Stated problem 1 |
In the Rust binary tree post, which operations is the tree meant to support?
Stated problem 2 |
Reproduce the Rust binary tree post word for word, from "Is into_in_order using" up to and including "a mirror method.".

Source text |
**********

Basic binary tree manipulation in Rust

Question 1

The goal here is to implement a basic binary tree with values only on leaves, with depth, mirror, and in_order (traversal) operations.

I have not used Rust before.

Some particular questions I have:

In a few places, I'm defining methods by passing self by reference and then matching on its derefenced form. I then have to borrow the fields with ref in the destructuring. Is this the intended form?
Is into_in_order using Vec properly/optimally? (I tried to use just lv.extend(&mut rv) but got an error that that particular method was still under churn and I should wait for "the dust to settle.")
Am I using Boxes correctly? When should I use Boxes vs. * consts?
Why do (*r).mirror() and r.mirror() do the same thing? I would have expected the latter to throw because Boxes don't have a mirror method.
Is there a less verbose alternative to the Branch(Box::new(Branch(...))) syntax?

#[derive(Debug, PartialEq, Clone)]
enum BTree<T> {
 Leaf(T),
 Branch(Box<BTree<T>>, Box<BTree<T>>),
}
impl <T> BTree<T> {
 fn depth(&self) -> i32 {
 match *self {
 BTree::Leaf(_) => 1,
 BTree::Branch(ref l, ref r) =>
 std::cmp::max(l.depth(), r.depth()) + 1,
 }
 }
 fn into_in_order(self) -> Vec<T> {
 match self {
 BTree::Leaf(val) => vec!(val),
 BTree::Branch(l, r) => {
 let mut lv = l.into_in_order();
 let rv = r.into_in_order();
 lv.extend(rv.into_iter());
 lv
 }
 }
 }
}
impl <T : Clone> BTree<T> {
 fn mirror(&self) -> BTree<T> {
 match *self {
 BTree::Leaf(_) => (*self).clone(),
 BTree::Branch(ref l, ref r) =>
 BTree::Branch(Box::new((*r).mirror()), Box::new((*l).mirror())),
 //
 // why does this work?

**********

Information shown |
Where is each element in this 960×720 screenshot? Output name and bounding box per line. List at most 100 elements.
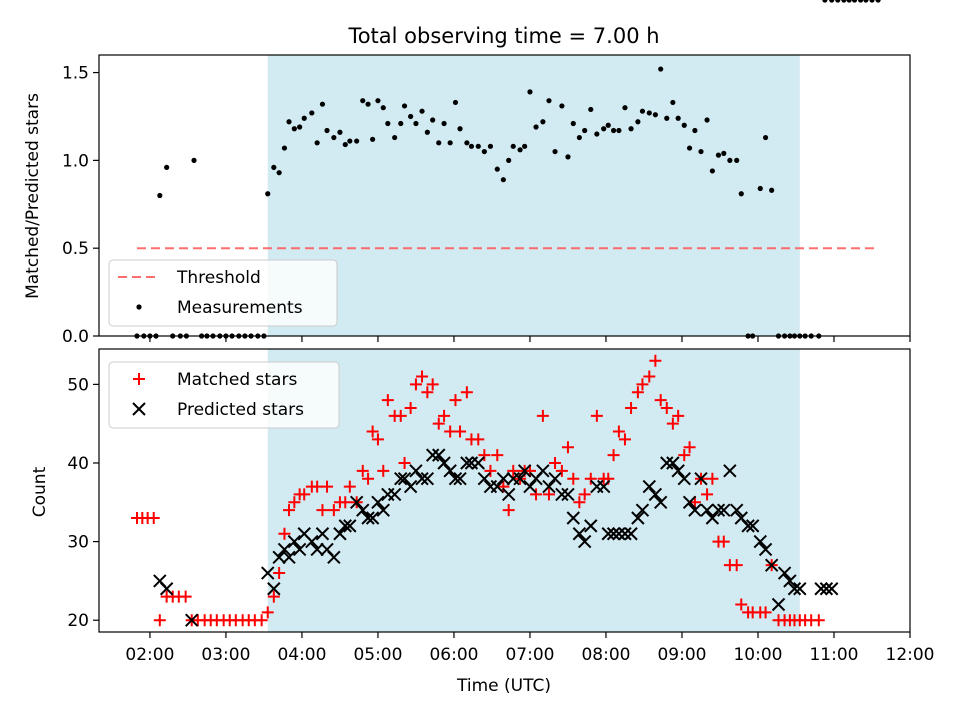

**********

Right answer 1 |
Depth, mirror, and in_order (traversal).

Right answer 2 |
Is into_in_order using Vec properly/optimally? (I tried to use just lv.extend(&mut rv) but got an error that that particular method was still under churn and I should wait for "the dust to settle.")
Am I using Boxes correctly? When should I use Boxes vs. * consts?
Why do (*r).mirror() and r.mirror() do the same thing? I would have expected the latter to throw because Boxes don't have a mirror method.